Tugas dan Latihan:
• A. Tuliskan kembali bagian kutipan tentang oleh-oleh Lombok, mulai dari "#Matarammodeon" dan terus sampai "yang lebih murah.".
• B. Dalam kutipan tentang oleh-oleh Lombok, berapa harga satu kaos di Pasar Cakra?
• C. Lanjutkan kutipan tentang oleh-oleh Lombok, mulai sesudah kalimat terakhirnya.

Monday 27 March 2017

Berlibur ke Timur: Forget Jakarta (5/5)

#Matarammodeon

Saya dapat penerbangan siang menuju Jakarta dari Lombok, jam 12 siang waktu Indonesia bagian tengah. Perjalanan dari rumah Iik di Mataram ke LIA sekitar setengah jam saja. Oleh karenanya pagi hari kami masih bisa pergi cari oleh-oleh.
Saya suka buah tangan itu kaos dan gantungan kunci. Setahu saya kaos yang banyak dipakai orang kalau dari Lombok itu brand-nya Lombok Exotic kalau nggak Sasaku. Namun menurut Iik kedua tempat itu mahal. Lebih baik ke Pasar Cakra, dengan kualitas yang tidak jauh beda kita bisa dapat kaos yang lebih murah.
Suasana parkiran depan Pasar Cakra 
Saya beli kaos untuk oleh-oleh kedua kawan saya, namanya Aldo dan Adib, yang selalu setia menemani kerja lembur sampai malam. Benar saja kata Iik, meski ini pasar tapi kualitasnya lebih baik malah. Kaosnya tebal, gambarnya juga banyak macam. Satu kaos harganya Rp45.000,00 aja. Kalau yang lebih tipis (macam saringan tahu gitu deh) bisa lebih murah. Selain kaos saya membeli gantungan kunci berbentuk Pulau Lombok seharga Rp10.000,00 isi 4 biji.

"Git dengar Cakra kok saya jadi ingat Cakra Kahn ya?" 
"Hemmmm -________-"

Makanan oleh-oleh dari Lombok yang saya suka banget adalah dodol rumput lautnya. Biasanya yang saya tahu merknya adalah Phoenix. Saya sering makan itu dodol, oleh-oleh dari siapa gitu. Iiih alhamdulillah pagi itu saya beli sendiri dong hihihi asik. FYI saya beli dua bungkus. Niatnya satu untuk saya sendiri dan satunya untuk dibagi dengan teman kosan. Tapi...yah namanya juga doyan. Akhirnya saya makan sendiri itu dodol dua bungkus. Enak banget sih habisnyaaaa.

Bahan Sumber:
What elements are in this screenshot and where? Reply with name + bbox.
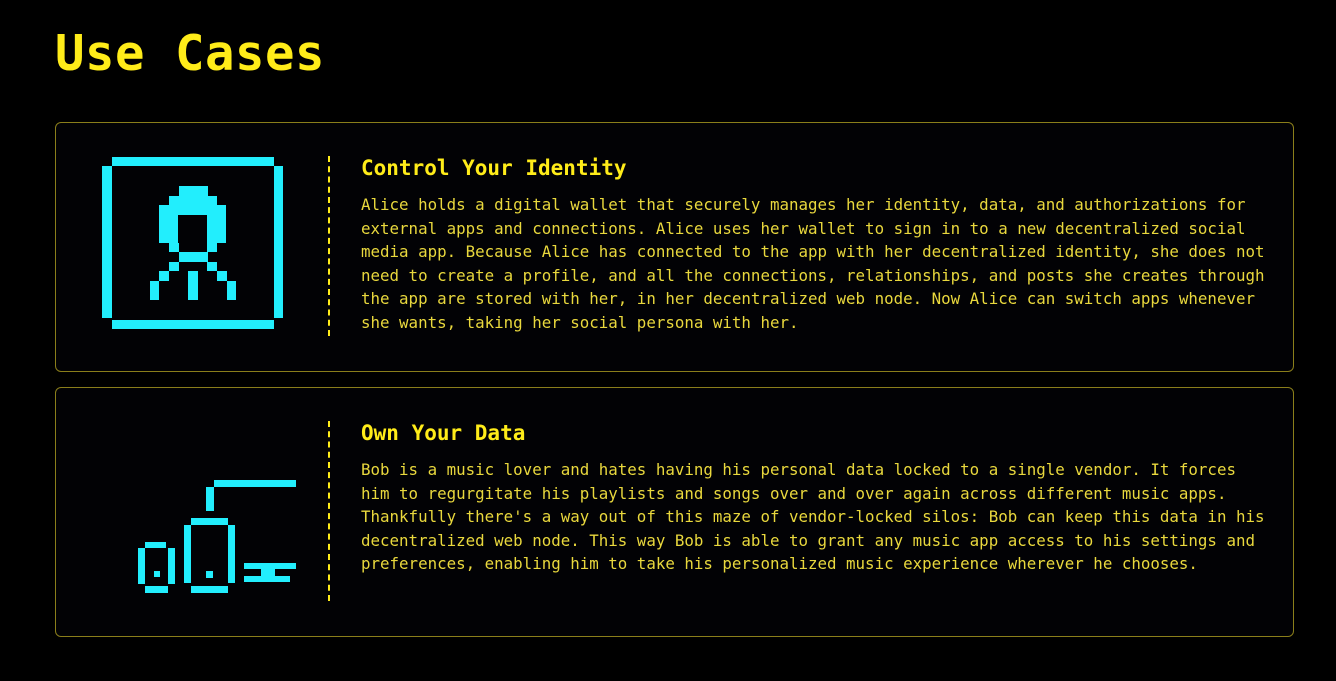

Kunci Jawaban:
• A.
#Matarammodeon

Saya dapat penerbangan siang menuju Jakarta dari Lombok, jam 12 siang waktu Indonesia bagian tengah. Perjalanan dari rumah Iik di Mataram ke LIA sekitar setengah jam saja. Oleh karenanya pagi hari kami masih bisa pergi cari oleh-oleh.
Saya suka buah tangan itu kaos dan gantungan kunci. Setahu saya kaos yang banyak dipakai orang kalau dari Lombok itu brand-nya Lombok Exotic kalau nggak Sasaku. Namun menurut Iik kedua tempat itu mahal. Lebih baik ke Pasar Cakra, dengan kualitas yang tidak jauh beda kita bisa dapat kaos yang lebih murah.

• B. Satu kaos di Pasar Cakra harganya Rp45.000,00.

• C.
Banyak varian oleh-oleh di Phoenix
Semua oleh-oleh di Phoenx menarik, tetapi Iik paling merekomendasikan sambal encimnya. Kata Iik yang rasa original pedas banget. Ketika saya coba makan memang enak, harganya pun terjangkau hanya Rp15.000,00 sebotol kecil. Oiya Phoenix yang saya kunjungi ini berada di Jalan A. A. Gde Ngurah, masih di daerah Cakranegara. Telfonnya 0370-6611899/081907924109.

"Tumben infonya lengkap, Git?" 

Selesai dari Phoenix kami sarapan dulu pecel plecing. Iik juga yang merekomendasikan.

Dapur pecel plecing yang baru buka 
"Git di daerah mana itu?"
"Duh mana ya... Tunggu Iik tulis komen di bawah ya. Lupa hahaha"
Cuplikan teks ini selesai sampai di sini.